> _SHORT PROBLEM_
Gather all lines with the word "JSON" in them.

Stored data
□ □ □ □ □
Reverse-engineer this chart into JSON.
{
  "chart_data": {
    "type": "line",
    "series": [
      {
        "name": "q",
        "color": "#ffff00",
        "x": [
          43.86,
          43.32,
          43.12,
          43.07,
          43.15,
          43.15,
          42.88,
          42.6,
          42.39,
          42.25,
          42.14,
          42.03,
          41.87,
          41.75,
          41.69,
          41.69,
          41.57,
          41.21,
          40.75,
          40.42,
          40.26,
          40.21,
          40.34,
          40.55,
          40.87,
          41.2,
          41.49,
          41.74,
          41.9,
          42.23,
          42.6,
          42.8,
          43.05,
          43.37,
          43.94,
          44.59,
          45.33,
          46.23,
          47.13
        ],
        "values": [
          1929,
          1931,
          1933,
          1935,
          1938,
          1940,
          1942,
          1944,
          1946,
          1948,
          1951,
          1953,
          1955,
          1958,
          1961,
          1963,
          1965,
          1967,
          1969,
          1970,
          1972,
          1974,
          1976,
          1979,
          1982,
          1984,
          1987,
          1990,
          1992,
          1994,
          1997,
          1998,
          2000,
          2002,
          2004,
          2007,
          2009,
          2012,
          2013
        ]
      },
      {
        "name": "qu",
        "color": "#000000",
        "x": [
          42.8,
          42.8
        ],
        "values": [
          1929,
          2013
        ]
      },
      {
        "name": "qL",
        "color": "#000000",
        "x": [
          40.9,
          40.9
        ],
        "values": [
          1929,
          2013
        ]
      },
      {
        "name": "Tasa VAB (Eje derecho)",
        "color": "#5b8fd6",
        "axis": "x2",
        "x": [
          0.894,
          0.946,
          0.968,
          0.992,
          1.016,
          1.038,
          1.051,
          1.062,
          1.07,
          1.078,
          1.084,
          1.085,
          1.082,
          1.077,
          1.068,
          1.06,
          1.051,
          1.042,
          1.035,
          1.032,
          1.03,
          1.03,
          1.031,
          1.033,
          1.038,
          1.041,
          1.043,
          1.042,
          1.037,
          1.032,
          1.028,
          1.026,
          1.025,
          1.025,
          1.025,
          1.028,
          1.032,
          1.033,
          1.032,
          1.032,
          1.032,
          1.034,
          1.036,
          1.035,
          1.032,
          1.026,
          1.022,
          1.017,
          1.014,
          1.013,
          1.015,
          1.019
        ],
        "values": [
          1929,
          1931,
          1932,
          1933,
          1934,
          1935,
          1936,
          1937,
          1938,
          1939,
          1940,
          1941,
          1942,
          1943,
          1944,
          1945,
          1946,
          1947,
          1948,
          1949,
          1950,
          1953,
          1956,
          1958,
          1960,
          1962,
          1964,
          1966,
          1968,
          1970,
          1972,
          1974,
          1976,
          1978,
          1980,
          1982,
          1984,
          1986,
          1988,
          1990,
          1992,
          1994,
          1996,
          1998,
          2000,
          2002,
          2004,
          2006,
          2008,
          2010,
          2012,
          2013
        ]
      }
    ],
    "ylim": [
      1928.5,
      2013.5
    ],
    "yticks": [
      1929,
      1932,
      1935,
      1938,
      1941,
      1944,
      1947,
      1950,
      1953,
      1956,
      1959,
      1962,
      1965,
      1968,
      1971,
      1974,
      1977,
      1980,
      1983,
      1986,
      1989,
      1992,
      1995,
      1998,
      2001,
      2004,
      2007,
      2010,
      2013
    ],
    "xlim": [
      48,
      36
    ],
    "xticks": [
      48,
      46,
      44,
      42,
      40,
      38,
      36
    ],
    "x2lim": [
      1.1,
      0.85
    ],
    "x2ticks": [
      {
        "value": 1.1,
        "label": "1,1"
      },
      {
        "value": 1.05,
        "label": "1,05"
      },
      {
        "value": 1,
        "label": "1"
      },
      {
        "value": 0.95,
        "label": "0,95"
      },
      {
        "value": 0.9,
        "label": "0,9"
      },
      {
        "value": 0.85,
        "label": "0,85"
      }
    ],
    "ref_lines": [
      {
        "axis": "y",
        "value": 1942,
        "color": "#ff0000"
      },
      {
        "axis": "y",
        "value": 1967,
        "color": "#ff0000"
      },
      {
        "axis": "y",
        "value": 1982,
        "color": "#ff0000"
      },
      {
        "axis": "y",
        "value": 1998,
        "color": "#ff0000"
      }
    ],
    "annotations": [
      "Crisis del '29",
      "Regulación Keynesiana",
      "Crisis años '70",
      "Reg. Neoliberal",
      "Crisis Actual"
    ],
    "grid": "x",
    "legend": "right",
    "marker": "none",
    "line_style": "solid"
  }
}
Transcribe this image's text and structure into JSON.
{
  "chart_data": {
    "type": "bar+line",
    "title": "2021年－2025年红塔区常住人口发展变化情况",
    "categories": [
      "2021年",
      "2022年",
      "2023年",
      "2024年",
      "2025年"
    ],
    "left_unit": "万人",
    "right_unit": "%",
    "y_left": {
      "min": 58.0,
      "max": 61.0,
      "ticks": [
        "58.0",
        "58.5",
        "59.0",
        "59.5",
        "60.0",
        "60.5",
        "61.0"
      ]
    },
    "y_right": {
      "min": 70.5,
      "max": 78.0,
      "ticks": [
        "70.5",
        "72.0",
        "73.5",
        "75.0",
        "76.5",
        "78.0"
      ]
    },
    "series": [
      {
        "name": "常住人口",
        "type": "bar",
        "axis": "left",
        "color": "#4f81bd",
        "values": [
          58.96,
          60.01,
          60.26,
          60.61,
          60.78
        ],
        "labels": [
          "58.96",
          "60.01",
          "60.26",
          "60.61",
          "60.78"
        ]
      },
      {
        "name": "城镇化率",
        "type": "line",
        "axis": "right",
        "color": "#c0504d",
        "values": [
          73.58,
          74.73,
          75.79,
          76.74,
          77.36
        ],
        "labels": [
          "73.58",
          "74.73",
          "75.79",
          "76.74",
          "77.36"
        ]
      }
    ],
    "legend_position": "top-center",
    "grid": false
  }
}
□ □ □ □ □
> _EXERCISE OUTPUT_
Reverse-engineer this chart into JSON.
Transcribe this image's text and structure into JSON.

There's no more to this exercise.